**WHAT TO WORK ON**. Write out each line exactly as given. Leave the pictures out of your copy.

**DATA FOR PROCESSING**.

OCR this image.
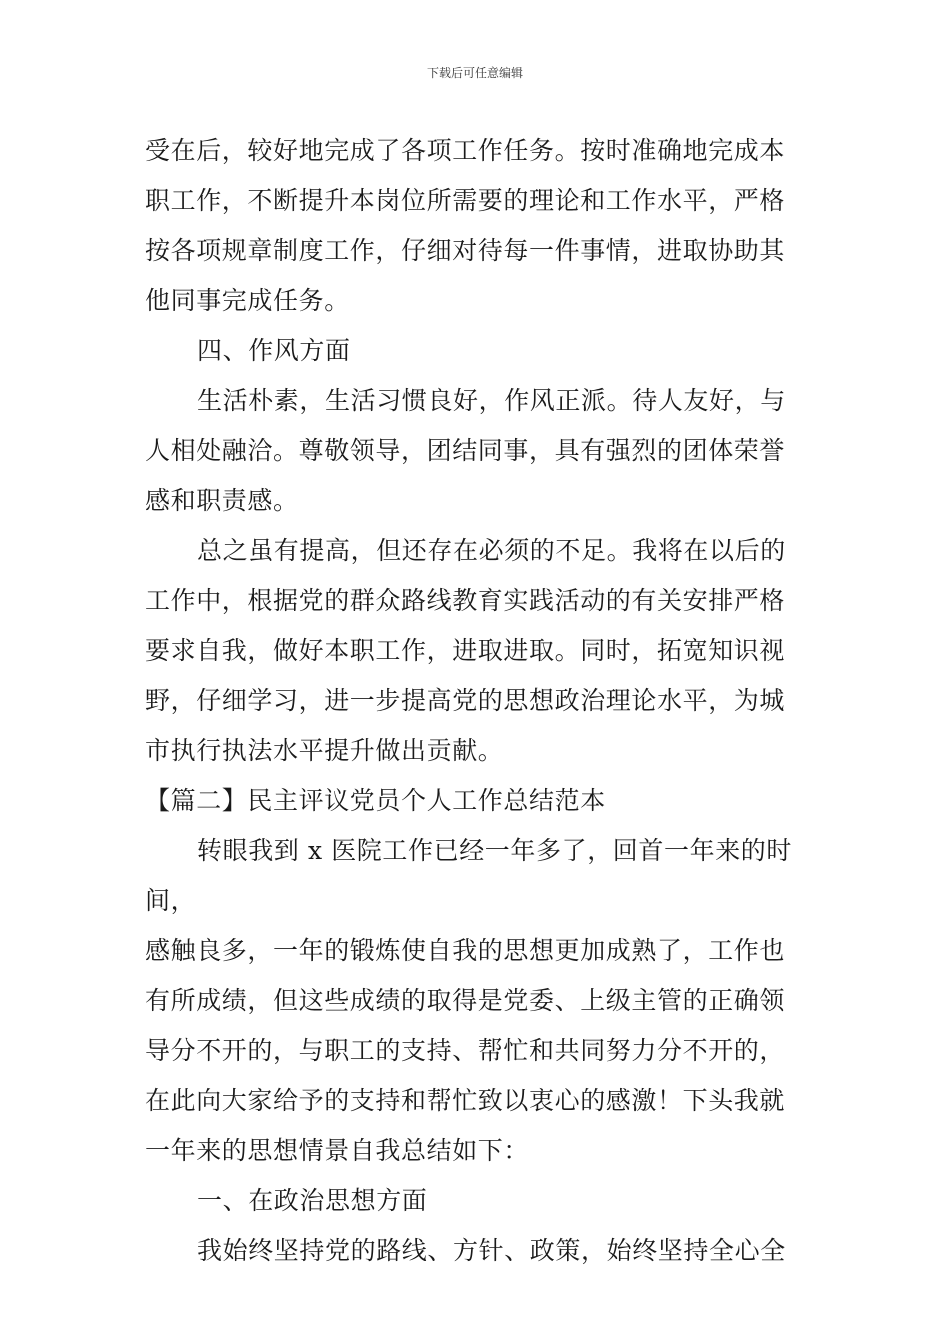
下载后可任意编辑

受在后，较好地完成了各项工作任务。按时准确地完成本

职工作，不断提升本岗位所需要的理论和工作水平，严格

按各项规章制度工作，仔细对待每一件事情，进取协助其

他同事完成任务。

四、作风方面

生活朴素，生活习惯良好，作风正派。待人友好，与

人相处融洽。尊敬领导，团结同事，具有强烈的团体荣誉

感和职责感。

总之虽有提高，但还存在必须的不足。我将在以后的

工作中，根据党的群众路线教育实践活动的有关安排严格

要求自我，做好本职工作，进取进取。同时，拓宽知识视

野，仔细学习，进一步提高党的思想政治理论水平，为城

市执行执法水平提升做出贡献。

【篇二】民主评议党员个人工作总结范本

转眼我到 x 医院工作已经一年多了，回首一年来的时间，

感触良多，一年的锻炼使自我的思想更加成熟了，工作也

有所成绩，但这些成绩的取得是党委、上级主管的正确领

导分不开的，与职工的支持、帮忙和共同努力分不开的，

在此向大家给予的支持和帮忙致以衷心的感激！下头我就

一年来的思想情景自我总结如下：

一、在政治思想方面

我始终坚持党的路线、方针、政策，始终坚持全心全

**SOLUTION BELOW**.
OCR this image.
下载后可任意编辑

受在后，较好地完成了各项工作任务。按时准确地完成本

职工作，不断提升本岗位所需要的理论和工作水平，严格

按各项规章制度工作，仔细对待每一件事情，进取协助其

他同事完成任务。

四、作风方面

生活朴素，生活习惯良好，作风正派。待人友好，与

人相处融洽。尊敬领导，团结同事，具有强烈的团体荣誉

感和职责感。

总之虽有提高，但还存在必须的不足。我将在以后的

工作中，根据党的群众路线教育实践活动的有关安排严格

要求自我，做好本职工作，进取进取。同时，拓宽知识视

野，仔细学习，进一步提高党的思想政治理论水平，为城

市执行执法水平提升做出贡献。

【篇二】民主评议党员个人工作总结范本

转眼我到 x 医院工作已经一年多了，回首一年来的时间，

感触良多，一年的锻炼使自我的思想更加成熟了，工作也

有所成绩，但这些成绩的取得是党委、上级主管的正确领

导分不开的，与职工的支持、帮忙和共同努力分不开的，

在此向大家给予的支持和帮忙致以衷心的感激！下头我就

一年来的思想情景自我总结如下：

一、在政治思想方面

我始终坚持党的路线、方针、政策，始终坚持全心全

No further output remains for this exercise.